REQUIRED WORK:
Retype each record shown below, leaving every character as it is.

[START]

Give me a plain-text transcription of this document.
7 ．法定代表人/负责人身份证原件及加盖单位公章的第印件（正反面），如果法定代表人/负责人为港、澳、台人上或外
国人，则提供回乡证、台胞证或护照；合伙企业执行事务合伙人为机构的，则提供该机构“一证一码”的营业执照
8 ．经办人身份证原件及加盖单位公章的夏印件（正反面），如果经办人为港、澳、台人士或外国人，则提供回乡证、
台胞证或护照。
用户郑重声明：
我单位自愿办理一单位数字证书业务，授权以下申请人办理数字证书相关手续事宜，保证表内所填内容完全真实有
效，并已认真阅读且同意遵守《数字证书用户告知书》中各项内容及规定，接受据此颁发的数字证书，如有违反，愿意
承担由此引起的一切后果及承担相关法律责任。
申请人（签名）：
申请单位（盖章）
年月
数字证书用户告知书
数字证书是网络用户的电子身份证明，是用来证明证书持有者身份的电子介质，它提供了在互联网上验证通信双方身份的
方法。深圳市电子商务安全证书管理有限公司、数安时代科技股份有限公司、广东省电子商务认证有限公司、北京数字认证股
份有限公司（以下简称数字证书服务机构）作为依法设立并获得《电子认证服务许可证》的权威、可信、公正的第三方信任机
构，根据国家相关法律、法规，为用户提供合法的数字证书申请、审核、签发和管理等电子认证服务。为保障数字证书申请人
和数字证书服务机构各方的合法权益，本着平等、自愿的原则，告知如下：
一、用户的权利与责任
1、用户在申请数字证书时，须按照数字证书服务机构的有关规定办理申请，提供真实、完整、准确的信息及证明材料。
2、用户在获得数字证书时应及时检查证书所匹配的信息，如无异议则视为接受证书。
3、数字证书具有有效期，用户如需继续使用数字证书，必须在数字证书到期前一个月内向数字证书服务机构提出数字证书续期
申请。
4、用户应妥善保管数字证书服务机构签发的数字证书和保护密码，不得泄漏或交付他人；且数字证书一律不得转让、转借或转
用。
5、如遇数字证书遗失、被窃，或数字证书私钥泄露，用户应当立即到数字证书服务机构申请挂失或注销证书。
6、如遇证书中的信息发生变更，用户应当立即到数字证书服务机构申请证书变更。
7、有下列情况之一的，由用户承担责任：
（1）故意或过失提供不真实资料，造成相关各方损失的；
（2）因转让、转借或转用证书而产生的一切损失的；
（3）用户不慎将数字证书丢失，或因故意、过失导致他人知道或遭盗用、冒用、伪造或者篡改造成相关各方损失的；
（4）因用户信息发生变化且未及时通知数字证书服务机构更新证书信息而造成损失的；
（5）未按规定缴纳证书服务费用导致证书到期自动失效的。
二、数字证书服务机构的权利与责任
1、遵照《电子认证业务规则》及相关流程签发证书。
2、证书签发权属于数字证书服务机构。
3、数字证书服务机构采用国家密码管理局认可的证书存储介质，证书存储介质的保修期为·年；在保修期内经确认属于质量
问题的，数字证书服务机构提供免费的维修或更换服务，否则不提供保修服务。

[END]

THE RESULT:
Give me a plain-text transcription of this document.
7 ．法定代表人/负责人身份证原件及加盖单位公章的第印件（正反面），如果法定代表人/负责人为港、澳、台人上或外
国人，则提供回乡证、台胞证或护照；合伙企业执行事务合伙人为机构的，则提供该机构“一证一码”的营业执照
8 ．经办人身份证原件及加盖单位公章的夏印件（正反面），如果经办人为港、澳、台人士或外国人，则提供回乡证、
台胞证或护照。
用户郑重声明：
我单位自愿办理一单位数字证书业务，授权以下申请人办理数字证书相关手续事宜，保证表内所填内容完全真实有
效，并已认真阅读且同意遵守《数字证书用户告知书》中各项内容及规定，接受据此颁发的数字证书，如有违反，愿意
承担由此引起的一切后果及承担相关法律责任。
申请人（签名）：
申请单位（盖章）
年月
数字证书用户告知书
数字证书是网络用户的电子身份证明，是用来证明证书持有者身份的电子介质，它提供了在互联网上验证通信双方身份的
方法。深圳市电子商务安全证书管理有限公司、数安时代科技股份有限公司、广东省电子商务认证有限公司、北京数字认证股
份有限公司（以下简称数字证书服务机构）作为依法设立并获得《电子认证服务许可证》的权威、可信、公正的第三方信任机
构，根据国家相关法律、法规，为用户提供合法的数字证书申请、审核、签发和管理等电子认证服务。为保障数字证书申请人
和数字证书服务机构各方的合法权益，本着平等、自愿的原则，告知如下：
一、用户的权利与责任
1、用户在申请数字证书时，须按照数字证书服务机构的有关规定办理申请，提供真实、完整、准确的信息及证明材料。
2、用户在获得数字证书时应及时检查证书所匹配的信息，如无异议则视为接受证书。
3、数字证书具有有效期，用户如需继续使用数字证书，必须在数字证书到期前一个月内向数字证书服务机构提出数字证书续期
申请。
4、用户应妥善保管数字证书服务机构签发的数字证书和保护密码，不得泄漏或交付他人；且数字证书一律不得转让、转借或转
用。
5、如遇数字证书遗失、被窃，或数字证书私钥泄露，用户应当立即到数字证书服务机构申请挂失或注销证书。
6、如遇证书中的信息发生变更，用户应当立即到数字证书服务机构申请证书变更。
7、有下列情况之一的，由用户承担责任：
（1）故意或过失提供不真实资料，造成相关各方损失的；
（2）因转让、转借或转用证书而产生的一切损失的；
（3）用户不慎将数字证书丢失，或因故意、过失导致他人知道或遭盗用、冒用、伪造或者篡改造成相关各方损失的；
（4）因用户信息发生变化且未及时通知数字证书服务机构更新证书信息而造成损失的；
（5）未按规定缴纳证书服务费用导致证书到期自动失效的。
二、数字证书服务机构的权利与责任
1、遵照《电子认证业务规则》及相关流程签发证书。
2、证书签发权属于数字证书服务机构。
3、数字证书服务机构采用国家密码管理局认可的证书存储介质，证书存储介质的保修期为·年；在保修期内经确认属于质量
问题的，数字证书服务机构提供免费的维修或更换服务，否则不提供保修服务。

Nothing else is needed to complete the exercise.